» **Exercise objective**: Can you reproduce the data beneath, keeping every line exact?

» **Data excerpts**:
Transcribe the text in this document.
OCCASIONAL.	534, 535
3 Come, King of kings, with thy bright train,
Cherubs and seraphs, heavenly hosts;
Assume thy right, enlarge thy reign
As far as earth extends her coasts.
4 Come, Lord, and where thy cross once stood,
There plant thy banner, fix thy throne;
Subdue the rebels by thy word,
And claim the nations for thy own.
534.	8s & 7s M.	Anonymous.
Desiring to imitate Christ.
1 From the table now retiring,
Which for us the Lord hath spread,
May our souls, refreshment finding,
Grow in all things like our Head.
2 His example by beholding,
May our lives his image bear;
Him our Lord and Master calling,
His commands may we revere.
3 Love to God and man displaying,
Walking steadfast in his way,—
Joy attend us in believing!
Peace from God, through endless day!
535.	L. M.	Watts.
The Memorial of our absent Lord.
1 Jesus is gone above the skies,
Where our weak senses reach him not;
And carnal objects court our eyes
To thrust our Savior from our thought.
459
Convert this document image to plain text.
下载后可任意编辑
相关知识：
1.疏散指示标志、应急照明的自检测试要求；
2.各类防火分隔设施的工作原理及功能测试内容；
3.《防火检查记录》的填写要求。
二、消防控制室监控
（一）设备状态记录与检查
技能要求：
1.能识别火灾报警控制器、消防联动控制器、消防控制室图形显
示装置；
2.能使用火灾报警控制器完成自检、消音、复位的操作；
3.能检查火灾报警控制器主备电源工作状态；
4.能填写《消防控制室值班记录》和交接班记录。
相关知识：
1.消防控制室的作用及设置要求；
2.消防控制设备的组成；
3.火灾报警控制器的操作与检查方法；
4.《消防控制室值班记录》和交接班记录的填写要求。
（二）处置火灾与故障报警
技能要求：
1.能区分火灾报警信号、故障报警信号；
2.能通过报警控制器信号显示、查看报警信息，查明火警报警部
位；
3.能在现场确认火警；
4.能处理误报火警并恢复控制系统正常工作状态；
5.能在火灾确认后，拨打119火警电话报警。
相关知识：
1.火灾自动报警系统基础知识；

» **Response for this exercise**:
Transcribe the text in this document.
OCCASIONAL.	534, 535
3 Come, King of kings, with thy bright train,
Cherubs and seraphs, heavenly hosts;
Assume thy right, enlarge thy reign
As far as earth extends her coasts.
4 Come, Lord, and where thy cross once stood,
There plant thy banner, fix thy throne;
Subdue the rebels by thy word,
And claim the nations for thy own.
534.	8s & 7s M.	Anonymous.
Desiring to imitate Christ.
1 From the table now retiring,
Which for us the Lord hath spread,
May our souls, refreshment finding,
Grow in all things like our Head.
2 His example by beholding,
May our lives his image bear;
Him our Lord and Master calling,
His commands may we revere.
3 Love to God and man displaying,
Walking steadfast in his way,—
Joy attend us in believing!
Peace from God, through endless day!
535.	L. M.	Watts.
The Memorial of our absent Lord.
1 Jesus is gone above the skies,
Where our weak senses reach him not;
And carnal objects court our eyes
To thrust our Savior from our thought.
459
Convert this document image to plain text.
下载后可任意编辑
相关知识：
1.疏散指示标志、应急照明的自检测试要求；
2.各类防火分隔设施的工作原理及功能测试内容；
3.《防火检查记录》的填写要求。
二、消防控制室监控
（一）设备状态记录与检查
技能要求：
1.能识别火灾报警控制器、消防联动控制器、消防控制室图形显
示装置；
2.能使用火灾报警控制器完成自检、消音、复位的操作；
3.能检查火灾报警控制器主备电源工作状态；
4.能填写《消防控制室值班记录》和交接班记录。
相关知识：
1.消防控制室的作用及设置要求；
2.消防控制设备的组成；
3.火灾报警控制器的操作与检查方法；
4.《消防控制室值班记录》和交接班记录的填写要求。
（二）处置火灾与故障报警
技能要求：
1.能区分火灾报警信号、故障报警信号；
2.能通过报警控制器信号显示、查看报警信息，查明火警报警部
位；
3.能在现场确认火警；
4.能处理误报火警并恢复控制系统正常工作状态；
5.能在火灾确认后，拨打119火警电话报警。
相关知识：
1.火灾自动报警系统基础知识；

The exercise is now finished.